SET PROBLEM: Copy the data below exactly, omitting any picture it contains.

━━ RECORDS TO USE ━━

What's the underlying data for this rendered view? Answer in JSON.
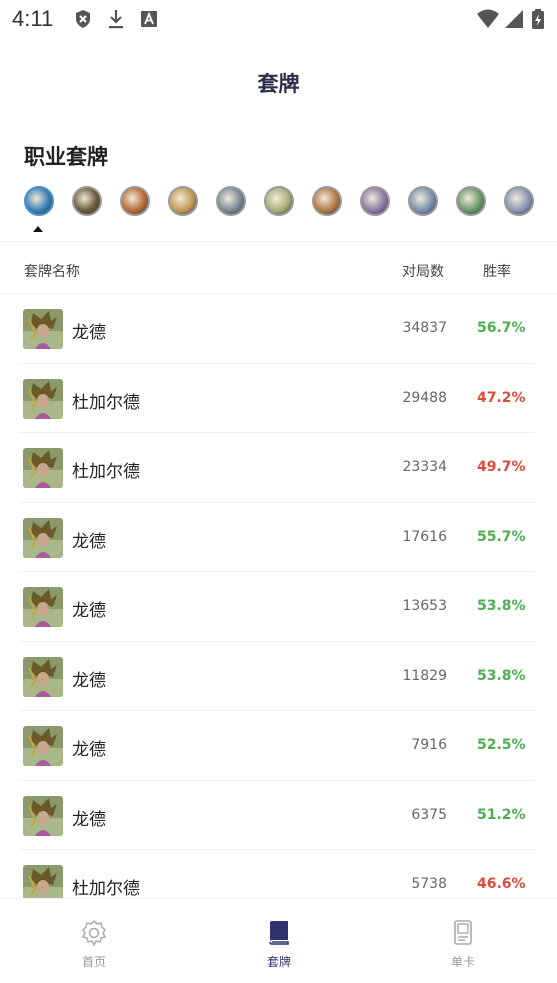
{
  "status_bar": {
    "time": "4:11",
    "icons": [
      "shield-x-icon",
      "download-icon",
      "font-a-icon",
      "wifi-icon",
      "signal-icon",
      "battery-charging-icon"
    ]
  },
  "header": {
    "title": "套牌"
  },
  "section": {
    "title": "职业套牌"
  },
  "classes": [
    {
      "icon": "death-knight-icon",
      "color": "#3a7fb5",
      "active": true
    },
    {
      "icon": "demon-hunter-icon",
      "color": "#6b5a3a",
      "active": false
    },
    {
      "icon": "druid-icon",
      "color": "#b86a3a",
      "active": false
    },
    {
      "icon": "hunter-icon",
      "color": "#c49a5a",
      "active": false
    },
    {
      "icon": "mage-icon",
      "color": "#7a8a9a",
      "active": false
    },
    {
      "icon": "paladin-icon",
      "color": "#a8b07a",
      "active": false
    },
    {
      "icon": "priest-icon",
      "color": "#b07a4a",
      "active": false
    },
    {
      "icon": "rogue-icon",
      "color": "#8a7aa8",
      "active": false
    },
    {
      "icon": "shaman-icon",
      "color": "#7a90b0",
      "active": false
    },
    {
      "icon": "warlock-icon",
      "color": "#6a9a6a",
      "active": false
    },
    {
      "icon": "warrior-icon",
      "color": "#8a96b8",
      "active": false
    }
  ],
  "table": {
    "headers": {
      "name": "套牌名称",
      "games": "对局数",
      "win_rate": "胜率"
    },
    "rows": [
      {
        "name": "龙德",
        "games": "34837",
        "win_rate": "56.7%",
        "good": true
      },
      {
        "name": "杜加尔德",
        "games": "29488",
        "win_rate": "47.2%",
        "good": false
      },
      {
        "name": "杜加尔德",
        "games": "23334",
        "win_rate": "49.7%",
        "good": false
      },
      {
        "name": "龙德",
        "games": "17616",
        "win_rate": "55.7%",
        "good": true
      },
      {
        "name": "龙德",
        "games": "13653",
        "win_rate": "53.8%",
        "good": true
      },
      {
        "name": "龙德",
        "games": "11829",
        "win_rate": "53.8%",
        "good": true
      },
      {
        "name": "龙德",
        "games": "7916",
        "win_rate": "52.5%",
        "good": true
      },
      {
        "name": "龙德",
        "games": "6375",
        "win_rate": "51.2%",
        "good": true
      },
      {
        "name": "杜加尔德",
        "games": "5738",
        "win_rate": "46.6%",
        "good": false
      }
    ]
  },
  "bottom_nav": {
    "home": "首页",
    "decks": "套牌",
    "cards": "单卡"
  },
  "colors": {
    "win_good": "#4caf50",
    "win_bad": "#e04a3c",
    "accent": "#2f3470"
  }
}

━━━

FINAL RESULT:
What's the underlying data for this rendered view? Answer in JSON.
{
  "status_bar": {
    "time": "4:11",
    "icons": [
      "shield-x-icon",
      "download-icon",
      "font-a-icon",
      "wifi-icon",
      "signal-icon",
      "battery-charging-icon"
    ]
  },
  "header": {
    "title": "套牌"
  },
  "section": {
    "title": "职业套牌"
  },
  "classes": [
    {
      "icon": "death-knight-icon",
      "color": "#3a7fb5",
      "active": true
    },
    {
      "icon": "demon-hunter-icon",
      "color": "#6b5a3a",
      "active": false
    },
    {
      "icon": "druid-icon",
      "color": "#b86a3a",
      "active": false
    },
    {
      "icon": "hunter-icon",
      "color": "#c49a5a",
      "active": false
    },
    {
      "icon": "mage-icon",
      "color": "#7a8a9a",
      "active": false
    },
    {
      "icon": "paladin-icon",
      "color": "#a8b07a",
      "active": false
    },
    {
      "icon": "priest-icon",
      "color": "#b07a4a",
      "active": false
    },
    {
      "icon": "rogue-icon",
      "color": "#8a7aa8",
      "active": false
    },
    {
      "icon": "shaman-icon",
      "color": "#7a90b0",
      "active": false
    },
    {
      "icon": "warlock-icon",
      "color": "#6a9a6a",
      "active": false
    },
    {
      "icon": "warrior-icon",
      "color": "#8a96b8",
      "active": false
    }
  ],
  "table": {
    "headers": {
      "name": "套牌名称",
      "games": "对局数",
      "win_rate": "胜率"
    },
    "rows": [
      {
        "name": "龙德",
        "games": "34837",
        "win_rate": "56.7%",
        "good": true
      },
      {
        "name": "杜加尔德",
        "games": "29488",
        "win_rate": "47.2%",
        "good": false
      },
      {
        "name": "杜加尔德",
        "games": "23334",
        "win_rate": "49.7%",
        "good": false
      },
      {
        "name": "龙德",
        "games": "17616",
        "win_rate": "55.7%",
        "good": true
      },
      {
        "name": "龙德",
        "games": "13653",
        "win_rate": "53.8%",
        "good": true
      },
      {
        "name": "龙德",
        "games": "11829",
        "win_rate": "53.8%",
        "good": true
      },
      {
        "name": "龙德",
        "games": "7916",
        "win_rate": "52.5%",
        "good": true
      },
      {
        "name": "龙德",
        "games": "6375",
        "win_rate": "51.2%",
        "good": true
      },
      {
        "name": "杜加尔德",
        "games": "5738",
        "win_rate": "46.6%",
        "good": false
      }
    ]
  },
  "bottom_nav": {
    "home": "首页",
    "decks": "套牌",
    "cards": "单卡"
  },
  "colors": {
    "win_good": "#4caf50",
    "win_bad": "#e04a3c",
    "accent": "#2f3470"
  }
}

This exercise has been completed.